Provided entries —
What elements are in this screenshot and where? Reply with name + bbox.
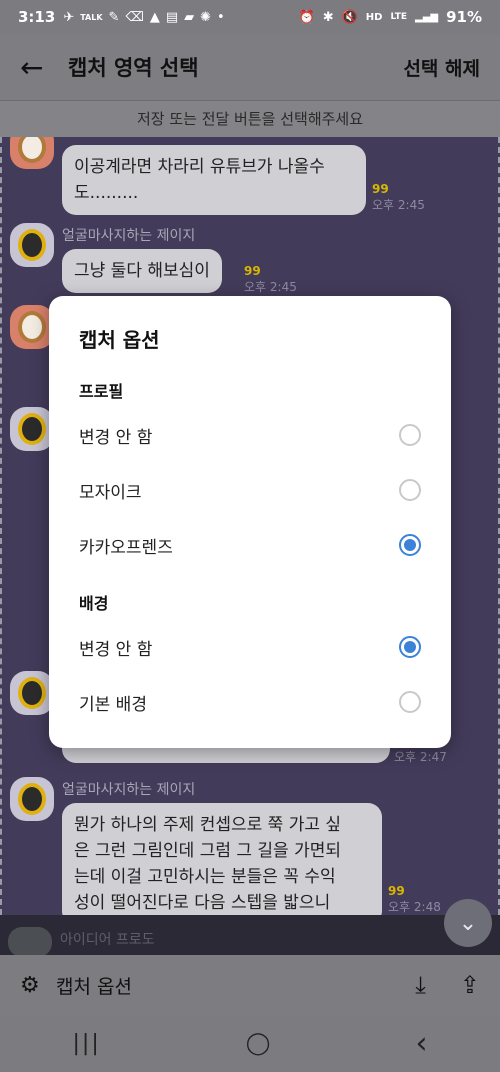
option-profile-no-change[interactable]: 변경 안 함	[79, 415, 421, 455]
back-arrow-icon[interactable]: ←	[20, 51, 60, 84]
avatar	[10, 671, 54, 715]
app-bar: ← 캡처 영역 선택 선택 해제	[0, 34, 500, 100]
sender-name: 얼굴마사지하는 제이지	[62, 228, 196, 244]
unread-count: 99	[372, 182, 389, 196]
alarm-icon: ⏰	[298, 9, 315, 25]
gear-icon: ✺	[200, 9, 212, 25]
sliders-icon[interactable]: ⚙	[20, 973, 52, 998]
message-bubble: 이공계라면 차라리 유튜브가 나올수 도.........	[62, 145, 366, 215]
message-time: 오후 2:47	[394, 750, 447, 764]
hd-voice-icon: HD	[365, 11, 383, 23]
option-label: 모자이크	[79, 482, 142, 503]
system-icons: ⏰ ✱ 🔇 HD LTE ▂▄▆ 91%	[299, 8, 482, 26]
capture-options-dialog: 캡처 옵션 프로필 변경 안 함 모자이크 카카오프렌즈 배경 변경 안 함 기…	[49, 296, 451, 748]
share-icon[interactable]: ⇪	[460, 971, 480, 999]
status-time: 3:13	[18, 8, 56, 26]
option-label: 변경 안 함	[79, 427, 153, 448]
message-time: 오후 2:48	[388, 900, 441, 914]
lte-icon: LTE	[390, 12, 408, 22]
bluetooth-icon: ✱	[322, 9, 334, 25]
download-icon[interactable]: ⤓	[415, 971, 426, 999]
message-meta: 오후 2:47	[394, 749, 447, 765]
pen-icon: ✎	[108, 9, 120, 25]
unread-count: 99	[244, 264, 261, 278]
message-time: 오후 2:45	[372, 198, 425, 212]
option-label: 변경 안 함	[79, 639, 153, 660]
radio-button[interactable]	[399, 691, 421, 713]
note-icon: ▰	[184, 9, 195, 25]
avatar	[10, 407, 54, 451]
avatar	[10, 305, 54, 349]
next-message-peek: 아이디어 프로도	[0, 915, 500, 957]
radio-button[interactable]	[399, 479, 421, 501]
chevron-down-icon: ⌄	[458, 910, 478, 936]
message-bubble: 그냥 둘다 해보심이	[62, 249, 222, 293]
dialog-title: 캡처 옵션	[79, 328, 160, 352]
person-icon: ▲	[149, 9, 160, 25]
system-nav-bar: ||| ◯ ‹	[0, 1015, 500, 1072]
status-bar: 3:13 ✈ TALK ✎ ⌫ ▲ ▤ ▰ ✺ • ⏰ ✱ 🔇 HD LTE ▂…	[0, 0, 500, 34]
signal-icon: ▂▄▆	[415, 11, 439, 23]
avatar	[10, 137, 54, 169]
page-title: 캡처 영역 선택	[68, 56, 199, 80]
unread-count: 99	[388, 884, 405, 898]
home-button[interactable]: ◯	[246, 1031, 271, 1056]
option-profile-mosaic[interactable]: 모자이크	[79, 470, 421, 510]
option-profile-kakaofriends[interactable]: 카카오프렌즈	[79, 525, 421, 565]
scroll-down-button[interactable]: ⌄	[444, 899, 492, 947]
message-meta: 99 오후 2:45	[372, 181, 425, 213]
mute-icon: 🔇	[341, 9, 358, 25]
message-time: 오후 2:45	[244, 280, 297, 294]
kakaotalk-icon: TALK	[80, 12, 103, 22]
eraser-icon: ⌫	[125, 9, 144, 25]
radio-button-selected[interactable]	[399, 636, 421, 658]
message-meta: 99 오후 2:45	[244, 263, 297, 295]
battery-level: 91%	[446, 8, 482, 26]
recents-button[interactable]: |||	[73, 1031, 101, 1056]
news-icon: ▤	[165, 9, 179, 25]
message-bubble: 뭔가 하나의 주제 컨셉으로 쭉 가고 싶 은 그런 그림인데 그럼 그 길을 …	[62, 803, 382, 915]
option-label: 카카오프렌즈	[79, 537, 173, 558]
section-profile: 프로필	[79, 382, 124, 401]
sender-name: 아이디어 프로도	[60, 932, 155, 948]
radio-button-selected[interactable]	[399, 534, 421, 556]
option-background-no-change[interactable]: 변경 안 함	[79, 627, 421, 667]
bottom-toolbar: ⚙ 캡처 옵션 ⤓ ⇪	[0, 955, 500, 1015]
sender-name: 얼굴마사지하는 제이지	[62, 782, 196, 798]
back-button[interactable]: ‹	[415, 1026, 427, 1061]
radio-button[interactable]	[399, 424, 421, 446]
section-background: 배경	[79, 594, 109, 613]
deselect-button[interactable]: 선택 해제	[403, 54, 480, 81]
avatar	[8, 927, 52, 957]
option-label: 기본 배경	[79, 694, 147, 715]
avatar	[10, 777, 54, 821]
message-meta: 99 오후 2:48	[388, 883, 441, 915]
avatar	[10, 223, 54, 267]
option-background-default[interactable]: 기본 배경	[79, 682, 421, 722]
more-dot-icon: •	[217, 9, 225, 25]
capture-hint: 저장 또는 전달 버튼을 선택해주세요	[0, 100, 500, 137]
telegram-icon: ✈	[63, 9, 75, 25]
notification-icons: ✈ TALK ✎ ⌫ ▲ ▤ ▰ ✺ •	[63, 10, 224, 25]
capture-options-button[interactable]: 캡처 옵션	[56, 972, 132, 999]
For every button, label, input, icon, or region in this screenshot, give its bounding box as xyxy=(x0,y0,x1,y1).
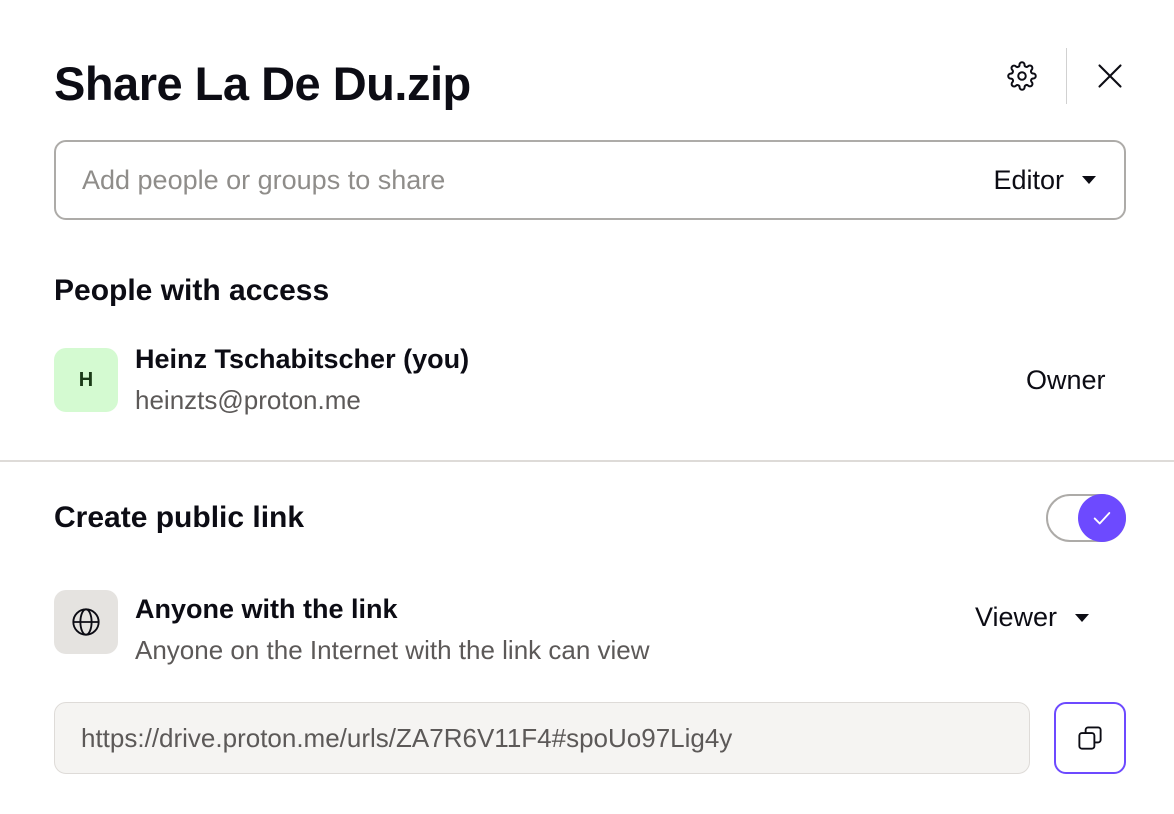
role-dropdown-label: Editor xyxy=(993,164,1064,195)
people-with-access-heading: People with access xyxy=(54,274,330,307)
chevron-down-icon xyxy=(1075,613,1090,622)
gear-icon xyxy=(1007,61,1037,91)
header-divider xyxy=(1066,48,1067,104)
section-divider xyxy=(0,460,1174,462)
member-email: heinzts@proton.me xyxy=(135,385,361,415)
link-permission-label: Viewer xyxy=(975,602,1058,632)
link-permission-dropdown[interactable]: Viewer xyxy=(975,602,1090,633)
close-icon xyxy=(1098,64,1122,88)
role-dropdown[interactable]: Editor xyxy=(993,165,1096,196)
globe-icon-box xyxy=(54,590,118,654)
public-link-url-field xyxy=(54,702,1030,774)
toggle-knob xyxy=(1078,494,1126,542)
avatar-initial: H xyxy=(78,368,94,391)
dialog-title: Share La De Du.zip xyxy=(54,57,471,110)
link-access-title: Anyone with the link xyxy=(135,594,398,624)
add-people-input[interactable] xyxy=(82,164,994,196)
globe-icon xyxy=(72,608,100,636)
chevron-down-icon xyxy=(1082,176,1096,184)
settings-button[interactable] xyxy=(1000,54,1044,98)
checkmark-icon xyxy=(1093,512,1111,525)
member-name: Heinz Tschabitscher (you) xyxy=(135,344,470,374)
avatar: H xyxy=(54,348,118,412)
member-role: Owner xyxy=(1026,365,1106,395)
close-button[interactable] xyxy=(1088,54,1132,98)
copy-link-button[interactable] xyxy=(1054,702,1126,774)
copy-icon xyxy=(1078,726,1102,750)
public-link-toggle[interactable] xyxy=(1046,494,1126,542)
link-access-description: Anyone on the Internet with the link can… xyxy=(135,635,650,665)
share-dialog: Share La De Du.zip Editor People with ac… xyxy=(0,0,1174,814)
add-people-field: Editor xyxy=(54,140,1126,220)
create-public-link-heading: Create public link xyxy=(54,501,305,534)
public-link-url-input[interactable] xyxy=(81,722,1003,754)
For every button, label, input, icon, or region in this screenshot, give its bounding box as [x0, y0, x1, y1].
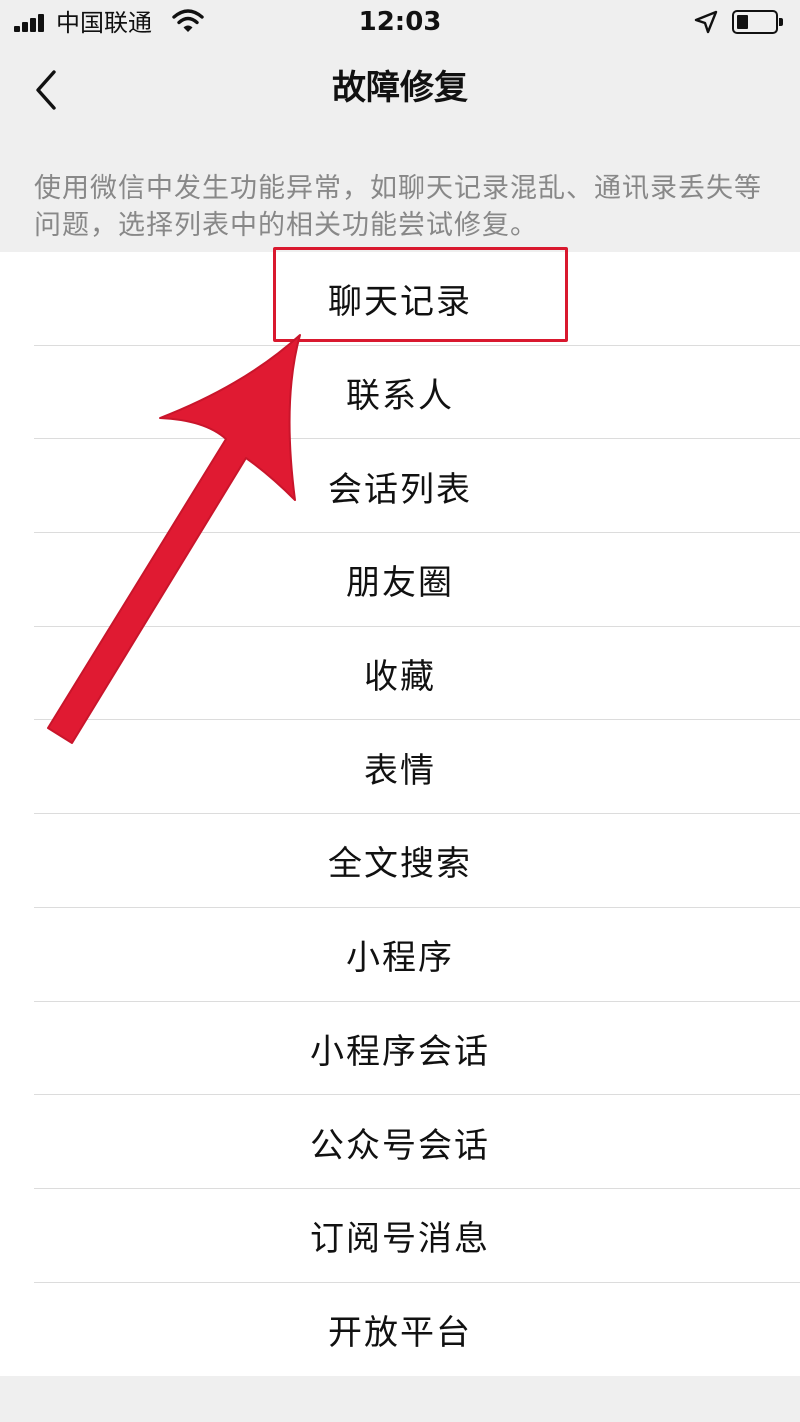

What you will do — How many lines of the records above contain the word "every"? Reply with the number alone.

Exercise answer — 2